BEGIN Dataset extract

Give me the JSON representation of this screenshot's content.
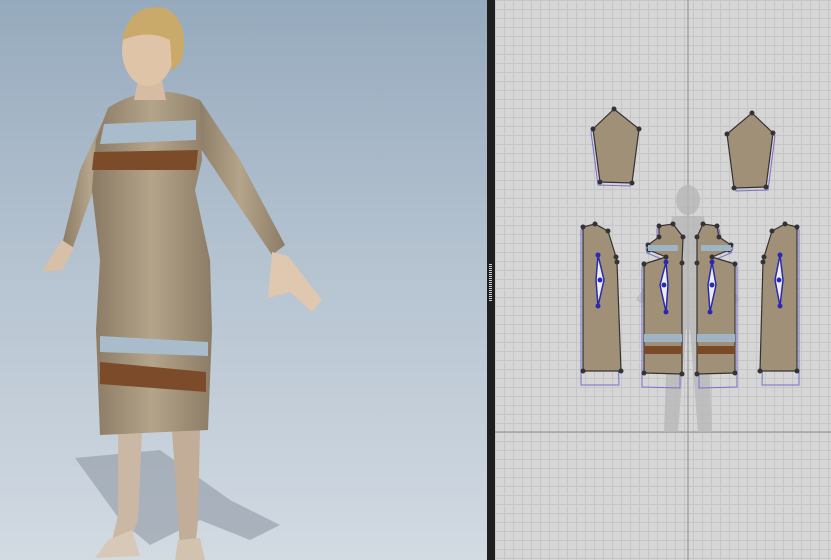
{
  "app": {
    "panes": [
      "3d-garment-view",
      "2d-pattern-view"
    ]
  },
  "colors": {
    "viewport_3d_top": "#96aabd",
    "viewport_3d_bottom": "#d2dae2",
    "pattern_canvas": "#d6d6d6",
    "fabric": "#a09078",
    "stripe_blue": "#9fb4c4",
    "stripe_brown": "#7a4a28",
    "pattern_outline": "#7a6fd0",
    "internal_points": "#2a2ab0"
  },
  "icons": {
    "divider_handle": "grip-icon"
  }
}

END Dataset extract

Write the entries above out again exactly, but not the pictures.

• Result
Give me the JSON representation of this screenshot's content.
{
  "app": {
    "panes": [
      "3d-garment-view",
      "2d-pattern-view"
    ]
  },
  "colors": {
    "viewport_3d_top": "#96aabd",
    "viewport_3d_bottom": "#d2dae2",
    "pattern_canvas": "#d6d6d6",
    "fabric": "#a09078",
    "stripe_blue": "#9fb4c4",
    "stripe_brown": "#7a4a28",
    "pattern_outline": "#7a6fd0",
    "internal_points": "#2a2ab0"
  },
  "icons": {
    "divider_handle": "grip-icon"
  }
}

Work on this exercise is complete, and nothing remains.